→ The exercise: Gather every line below where "được" appears.

Extracted records

——

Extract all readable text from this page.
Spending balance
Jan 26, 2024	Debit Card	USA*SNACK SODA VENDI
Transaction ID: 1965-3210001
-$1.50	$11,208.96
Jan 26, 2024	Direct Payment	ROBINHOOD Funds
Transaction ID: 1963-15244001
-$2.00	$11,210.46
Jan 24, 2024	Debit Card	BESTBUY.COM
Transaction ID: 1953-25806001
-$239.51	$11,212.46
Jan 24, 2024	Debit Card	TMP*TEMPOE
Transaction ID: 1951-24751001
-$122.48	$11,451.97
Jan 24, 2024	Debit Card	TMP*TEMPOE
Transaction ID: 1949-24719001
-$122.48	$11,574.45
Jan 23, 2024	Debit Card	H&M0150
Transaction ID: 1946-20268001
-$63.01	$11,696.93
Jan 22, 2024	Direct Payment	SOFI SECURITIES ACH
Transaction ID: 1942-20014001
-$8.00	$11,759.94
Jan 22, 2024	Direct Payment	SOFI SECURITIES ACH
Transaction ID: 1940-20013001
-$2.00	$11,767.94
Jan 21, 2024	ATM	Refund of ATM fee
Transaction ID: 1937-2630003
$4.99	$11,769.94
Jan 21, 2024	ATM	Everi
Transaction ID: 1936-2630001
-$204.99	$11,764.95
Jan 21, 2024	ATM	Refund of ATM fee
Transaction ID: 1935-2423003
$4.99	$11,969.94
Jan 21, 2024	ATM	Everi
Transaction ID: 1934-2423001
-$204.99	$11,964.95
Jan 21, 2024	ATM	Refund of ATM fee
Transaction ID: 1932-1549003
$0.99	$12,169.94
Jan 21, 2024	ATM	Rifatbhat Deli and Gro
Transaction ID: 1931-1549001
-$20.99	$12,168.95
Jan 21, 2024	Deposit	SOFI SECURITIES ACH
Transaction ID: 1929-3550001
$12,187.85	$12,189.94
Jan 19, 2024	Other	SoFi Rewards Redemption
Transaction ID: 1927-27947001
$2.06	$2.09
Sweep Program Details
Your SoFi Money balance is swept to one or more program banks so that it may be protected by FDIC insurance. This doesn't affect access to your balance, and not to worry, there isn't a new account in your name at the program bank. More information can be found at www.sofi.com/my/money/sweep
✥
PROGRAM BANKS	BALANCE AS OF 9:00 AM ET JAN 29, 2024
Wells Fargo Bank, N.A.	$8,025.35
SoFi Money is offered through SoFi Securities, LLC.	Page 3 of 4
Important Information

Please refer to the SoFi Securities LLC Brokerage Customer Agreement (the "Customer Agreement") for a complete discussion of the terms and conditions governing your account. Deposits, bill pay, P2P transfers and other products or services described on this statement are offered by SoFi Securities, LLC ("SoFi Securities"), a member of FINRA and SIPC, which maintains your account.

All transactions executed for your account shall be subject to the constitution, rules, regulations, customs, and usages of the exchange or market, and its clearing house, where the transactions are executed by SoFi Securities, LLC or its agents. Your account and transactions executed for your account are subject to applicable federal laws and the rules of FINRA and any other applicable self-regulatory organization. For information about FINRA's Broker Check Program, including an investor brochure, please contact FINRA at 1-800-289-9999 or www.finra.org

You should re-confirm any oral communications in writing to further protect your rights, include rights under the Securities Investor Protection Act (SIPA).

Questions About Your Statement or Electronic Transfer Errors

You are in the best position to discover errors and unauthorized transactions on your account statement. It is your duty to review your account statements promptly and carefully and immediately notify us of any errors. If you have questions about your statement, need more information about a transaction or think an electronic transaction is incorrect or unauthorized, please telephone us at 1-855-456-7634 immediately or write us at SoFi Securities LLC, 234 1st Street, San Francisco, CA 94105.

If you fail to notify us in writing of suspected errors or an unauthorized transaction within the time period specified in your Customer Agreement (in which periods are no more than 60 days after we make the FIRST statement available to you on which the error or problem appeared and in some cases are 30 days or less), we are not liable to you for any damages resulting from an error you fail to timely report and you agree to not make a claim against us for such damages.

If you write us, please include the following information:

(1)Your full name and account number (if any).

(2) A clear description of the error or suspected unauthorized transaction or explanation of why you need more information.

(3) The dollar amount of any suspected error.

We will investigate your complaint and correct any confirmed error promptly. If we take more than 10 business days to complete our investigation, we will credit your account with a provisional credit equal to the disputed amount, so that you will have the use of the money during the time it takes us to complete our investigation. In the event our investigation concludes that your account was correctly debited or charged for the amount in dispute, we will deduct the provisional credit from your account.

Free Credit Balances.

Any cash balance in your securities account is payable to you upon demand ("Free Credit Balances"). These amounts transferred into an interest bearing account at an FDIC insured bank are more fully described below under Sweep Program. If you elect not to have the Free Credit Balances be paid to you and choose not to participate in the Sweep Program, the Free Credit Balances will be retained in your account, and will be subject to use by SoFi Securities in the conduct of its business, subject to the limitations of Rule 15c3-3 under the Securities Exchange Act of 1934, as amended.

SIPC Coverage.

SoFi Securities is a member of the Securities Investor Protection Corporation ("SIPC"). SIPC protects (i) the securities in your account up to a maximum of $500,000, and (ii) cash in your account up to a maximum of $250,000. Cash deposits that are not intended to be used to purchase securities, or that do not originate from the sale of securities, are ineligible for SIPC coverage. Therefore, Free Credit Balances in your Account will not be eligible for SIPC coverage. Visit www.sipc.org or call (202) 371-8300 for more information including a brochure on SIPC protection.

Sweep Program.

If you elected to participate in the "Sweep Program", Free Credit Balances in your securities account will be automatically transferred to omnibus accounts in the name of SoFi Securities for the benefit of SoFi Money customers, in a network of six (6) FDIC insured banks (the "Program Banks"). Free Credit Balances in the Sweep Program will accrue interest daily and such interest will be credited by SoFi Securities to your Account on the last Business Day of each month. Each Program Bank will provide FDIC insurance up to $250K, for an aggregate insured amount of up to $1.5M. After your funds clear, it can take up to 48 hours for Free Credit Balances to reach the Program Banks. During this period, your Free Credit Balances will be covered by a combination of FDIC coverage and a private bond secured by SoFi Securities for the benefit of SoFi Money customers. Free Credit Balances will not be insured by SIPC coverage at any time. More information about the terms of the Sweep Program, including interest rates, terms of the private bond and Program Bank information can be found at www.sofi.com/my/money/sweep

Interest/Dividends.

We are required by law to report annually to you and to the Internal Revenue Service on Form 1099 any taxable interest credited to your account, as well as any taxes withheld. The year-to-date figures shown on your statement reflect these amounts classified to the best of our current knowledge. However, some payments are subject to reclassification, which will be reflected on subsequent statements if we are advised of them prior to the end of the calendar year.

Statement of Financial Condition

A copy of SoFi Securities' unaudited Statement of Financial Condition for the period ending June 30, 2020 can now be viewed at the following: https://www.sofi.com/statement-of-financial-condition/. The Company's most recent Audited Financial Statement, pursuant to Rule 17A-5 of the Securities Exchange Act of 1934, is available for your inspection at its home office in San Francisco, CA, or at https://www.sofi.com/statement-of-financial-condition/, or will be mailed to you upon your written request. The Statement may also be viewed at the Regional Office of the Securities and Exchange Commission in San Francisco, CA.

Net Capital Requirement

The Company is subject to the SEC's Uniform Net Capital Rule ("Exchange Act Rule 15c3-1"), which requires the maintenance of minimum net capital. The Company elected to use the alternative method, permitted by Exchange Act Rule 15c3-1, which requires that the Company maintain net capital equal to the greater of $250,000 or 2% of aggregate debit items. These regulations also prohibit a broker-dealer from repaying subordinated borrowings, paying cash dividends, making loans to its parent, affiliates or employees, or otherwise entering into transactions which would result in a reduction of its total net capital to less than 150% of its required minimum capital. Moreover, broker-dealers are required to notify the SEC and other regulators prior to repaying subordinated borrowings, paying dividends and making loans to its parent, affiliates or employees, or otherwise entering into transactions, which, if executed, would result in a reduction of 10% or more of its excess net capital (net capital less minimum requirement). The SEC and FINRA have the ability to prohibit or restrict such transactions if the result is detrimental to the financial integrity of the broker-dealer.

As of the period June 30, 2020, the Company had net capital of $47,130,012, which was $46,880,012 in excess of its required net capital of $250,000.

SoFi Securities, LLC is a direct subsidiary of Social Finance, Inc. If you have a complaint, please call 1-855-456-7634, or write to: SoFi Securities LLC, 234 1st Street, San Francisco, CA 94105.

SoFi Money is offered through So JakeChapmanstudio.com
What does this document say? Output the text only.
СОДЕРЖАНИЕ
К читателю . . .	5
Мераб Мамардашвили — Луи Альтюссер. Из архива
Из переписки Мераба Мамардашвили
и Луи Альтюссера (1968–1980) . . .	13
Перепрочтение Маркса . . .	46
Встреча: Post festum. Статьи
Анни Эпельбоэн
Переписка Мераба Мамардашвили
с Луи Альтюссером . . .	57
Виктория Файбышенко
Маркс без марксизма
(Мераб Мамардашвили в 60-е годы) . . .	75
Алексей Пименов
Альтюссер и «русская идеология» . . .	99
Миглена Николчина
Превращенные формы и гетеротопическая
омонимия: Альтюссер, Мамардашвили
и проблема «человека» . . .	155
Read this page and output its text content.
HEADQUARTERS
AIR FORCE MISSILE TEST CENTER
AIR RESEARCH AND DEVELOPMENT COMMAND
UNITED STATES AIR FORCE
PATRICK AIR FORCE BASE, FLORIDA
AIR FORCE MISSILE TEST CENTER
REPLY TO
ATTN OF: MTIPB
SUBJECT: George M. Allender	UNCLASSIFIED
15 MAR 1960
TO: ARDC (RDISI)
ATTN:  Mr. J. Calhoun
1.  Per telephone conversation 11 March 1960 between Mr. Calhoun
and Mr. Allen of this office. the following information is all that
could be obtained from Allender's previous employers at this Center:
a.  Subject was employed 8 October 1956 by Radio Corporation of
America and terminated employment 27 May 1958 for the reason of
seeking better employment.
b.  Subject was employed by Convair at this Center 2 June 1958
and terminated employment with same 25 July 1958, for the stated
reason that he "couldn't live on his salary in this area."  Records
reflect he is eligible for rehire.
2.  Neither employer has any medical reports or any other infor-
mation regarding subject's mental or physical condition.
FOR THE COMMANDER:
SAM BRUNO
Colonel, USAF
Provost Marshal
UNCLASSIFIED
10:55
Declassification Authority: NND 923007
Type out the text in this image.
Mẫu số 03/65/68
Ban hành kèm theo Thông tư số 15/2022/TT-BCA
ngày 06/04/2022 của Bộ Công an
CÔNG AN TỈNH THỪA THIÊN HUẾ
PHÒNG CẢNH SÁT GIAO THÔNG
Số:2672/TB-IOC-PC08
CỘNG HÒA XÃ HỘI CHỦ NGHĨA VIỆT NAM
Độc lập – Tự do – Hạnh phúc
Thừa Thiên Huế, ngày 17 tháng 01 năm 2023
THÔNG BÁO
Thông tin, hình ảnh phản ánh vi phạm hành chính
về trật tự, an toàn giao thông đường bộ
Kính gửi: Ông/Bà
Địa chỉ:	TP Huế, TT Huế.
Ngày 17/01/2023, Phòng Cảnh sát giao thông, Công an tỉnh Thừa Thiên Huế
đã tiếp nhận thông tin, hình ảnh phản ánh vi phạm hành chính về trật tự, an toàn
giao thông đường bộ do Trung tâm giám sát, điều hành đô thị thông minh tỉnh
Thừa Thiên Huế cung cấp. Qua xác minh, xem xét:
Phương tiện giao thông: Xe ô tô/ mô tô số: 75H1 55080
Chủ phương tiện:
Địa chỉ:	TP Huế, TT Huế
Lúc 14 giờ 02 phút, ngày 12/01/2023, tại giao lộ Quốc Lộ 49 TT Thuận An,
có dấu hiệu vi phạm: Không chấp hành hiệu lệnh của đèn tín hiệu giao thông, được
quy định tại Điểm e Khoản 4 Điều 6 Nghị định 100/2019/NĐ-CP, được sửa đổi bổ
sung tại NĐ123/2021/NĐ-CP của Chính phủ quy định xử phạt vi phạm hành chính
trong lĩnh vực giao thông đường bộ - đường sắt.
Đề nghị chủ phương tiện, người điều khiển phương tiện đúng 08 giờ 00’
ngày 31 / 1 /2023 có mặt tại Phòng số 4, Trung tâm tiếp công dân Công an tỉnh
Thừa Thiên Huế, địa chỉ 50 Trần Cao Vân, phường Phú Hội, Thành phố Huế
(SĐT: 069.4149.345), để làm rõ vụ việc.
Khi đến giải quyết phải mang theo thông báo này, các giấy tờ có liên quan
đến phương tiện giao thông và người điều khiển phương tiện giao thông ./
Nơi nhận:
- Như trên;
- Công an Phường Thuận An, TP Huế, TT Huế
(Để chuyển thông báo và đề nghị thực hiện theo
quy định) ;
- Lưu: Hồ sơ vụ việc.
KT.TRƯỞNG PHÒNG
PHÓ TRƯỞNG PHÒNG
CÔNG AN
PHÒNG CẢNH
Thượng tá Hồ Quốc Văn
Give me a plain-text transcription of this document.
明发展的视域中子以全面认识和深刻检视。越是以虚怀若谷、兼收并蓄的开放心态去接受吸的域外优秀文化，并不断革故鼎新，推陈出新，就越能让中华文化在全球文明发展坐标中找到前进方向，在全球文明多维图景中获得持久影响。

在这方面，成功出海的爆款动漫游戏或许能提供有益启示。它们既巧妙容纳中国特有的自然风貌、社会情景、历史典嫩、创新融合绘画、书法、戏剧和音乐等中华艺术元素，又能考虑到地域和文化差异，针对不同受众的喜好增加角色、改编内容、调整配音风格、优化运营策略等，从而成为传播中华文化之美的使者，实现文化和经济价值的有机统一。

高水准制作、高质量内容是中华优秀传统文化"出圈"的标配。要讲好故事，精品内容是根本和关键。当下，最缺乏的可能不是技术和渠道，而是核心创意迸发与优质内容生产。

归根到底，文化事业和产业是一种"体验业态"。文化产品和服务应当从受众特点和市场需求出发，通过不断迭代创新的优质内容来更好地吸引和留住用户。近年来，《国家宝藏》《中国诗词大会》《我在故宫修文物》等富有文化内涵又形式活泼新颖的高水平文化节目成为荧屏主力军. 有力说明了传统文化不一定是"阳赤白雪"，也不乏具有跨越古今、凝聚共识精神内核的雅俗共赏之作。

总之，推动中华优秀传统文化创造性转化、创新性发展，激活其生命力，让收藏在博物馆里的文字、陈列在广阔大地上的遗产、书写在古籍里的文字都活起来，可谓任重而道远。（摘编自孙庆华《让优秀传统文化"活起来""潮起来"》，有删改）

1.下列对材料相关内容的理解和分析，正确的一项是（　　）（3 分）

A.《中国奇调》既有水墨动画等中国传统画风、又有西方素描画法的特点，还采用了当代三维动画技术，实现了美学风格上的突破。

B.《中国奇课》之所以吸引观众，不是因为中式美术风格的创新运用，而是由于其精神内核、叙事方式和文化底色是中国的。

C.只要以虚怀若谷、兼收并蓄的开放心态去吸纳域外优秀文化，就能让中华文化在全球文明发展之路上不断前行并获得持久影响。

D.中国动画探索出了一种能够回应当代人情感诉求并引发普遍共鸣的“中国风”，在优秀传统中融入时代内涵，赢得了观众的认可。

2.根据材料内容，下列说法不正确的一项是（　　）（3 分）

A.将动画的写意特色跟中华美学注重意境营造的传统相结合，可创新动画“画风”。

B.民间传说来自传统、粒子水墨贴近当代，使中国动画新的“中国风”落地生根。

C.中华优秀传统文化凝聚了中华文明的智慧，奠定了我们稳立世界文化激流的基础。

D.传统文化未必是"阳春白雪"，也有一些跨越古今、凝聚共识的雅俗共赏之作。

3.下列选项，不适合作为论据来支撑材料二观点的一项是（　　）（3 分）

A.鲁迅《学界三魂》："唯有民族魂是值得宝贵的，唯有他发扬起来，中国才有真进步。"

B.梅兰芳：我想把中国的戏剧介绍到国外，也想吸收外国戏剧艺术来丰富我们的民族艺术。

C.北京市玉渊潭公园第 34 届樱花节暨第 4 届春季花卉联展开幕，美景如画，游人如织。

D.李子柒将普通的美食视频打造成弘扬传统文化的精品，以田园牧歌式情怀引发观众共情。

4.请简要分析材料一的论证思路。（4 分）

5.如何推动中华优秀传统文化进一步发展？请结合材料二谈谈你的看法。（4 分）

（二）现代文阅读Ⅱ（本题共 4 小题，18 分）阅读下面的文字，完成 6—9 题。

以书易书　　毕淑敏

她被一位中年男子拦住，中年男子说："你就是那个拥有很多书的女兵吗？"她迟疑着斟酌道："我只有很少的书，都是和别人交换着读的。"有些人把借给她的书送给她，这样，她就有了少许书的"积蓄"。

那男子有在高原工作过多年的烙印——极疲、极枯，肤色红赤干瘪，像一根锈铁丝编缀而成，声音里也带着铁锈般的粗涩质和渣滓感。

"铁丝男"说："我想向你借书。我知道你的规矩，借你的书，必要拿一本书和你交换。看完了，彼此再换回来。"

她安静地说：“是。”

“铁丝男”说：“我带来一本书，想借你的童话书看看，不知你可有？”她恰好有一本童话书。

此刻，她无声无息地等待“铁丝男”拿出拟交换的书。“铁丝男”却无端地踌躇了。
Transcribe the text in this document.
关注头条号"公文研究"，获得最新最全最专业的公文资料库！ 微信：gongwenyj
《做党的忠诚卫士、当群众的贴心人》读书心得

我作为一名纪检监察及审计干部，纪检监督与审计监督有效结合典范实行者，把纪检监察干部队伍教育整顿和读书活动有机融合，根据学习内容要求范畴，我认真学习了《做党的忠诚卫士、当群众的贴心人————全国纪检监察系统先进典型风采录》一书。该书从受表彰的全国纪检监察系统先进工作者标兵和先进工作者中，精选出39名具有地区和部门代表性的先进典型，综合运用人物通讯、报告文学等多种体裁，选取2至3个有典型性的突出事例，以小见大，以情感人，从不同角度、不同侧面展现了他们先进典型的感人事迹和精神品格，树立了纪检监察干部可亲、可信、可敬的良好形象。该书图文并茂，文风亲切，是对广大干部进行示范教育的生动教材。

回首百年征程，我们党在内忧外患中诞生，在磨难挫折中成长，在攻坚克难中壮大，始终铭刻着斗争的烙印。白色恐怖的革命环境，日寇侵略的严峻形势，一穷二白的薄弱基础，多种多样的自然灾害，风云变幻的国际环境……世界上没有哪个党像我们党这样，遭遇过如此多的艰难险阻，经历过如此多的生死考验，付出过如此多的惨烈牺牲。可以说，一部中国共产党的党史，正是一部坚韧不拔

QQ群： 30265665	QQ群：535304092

——

→ Full solution:
có dấu hiệu vi phạm: Không chấp hành hiệu lệnh của đèn tín hiệu giao thông, được
quy định tại Điểm e Khoản 4 Điều 6 Nghị định 100/2019/NĐ-CP, được sửa đổi bổ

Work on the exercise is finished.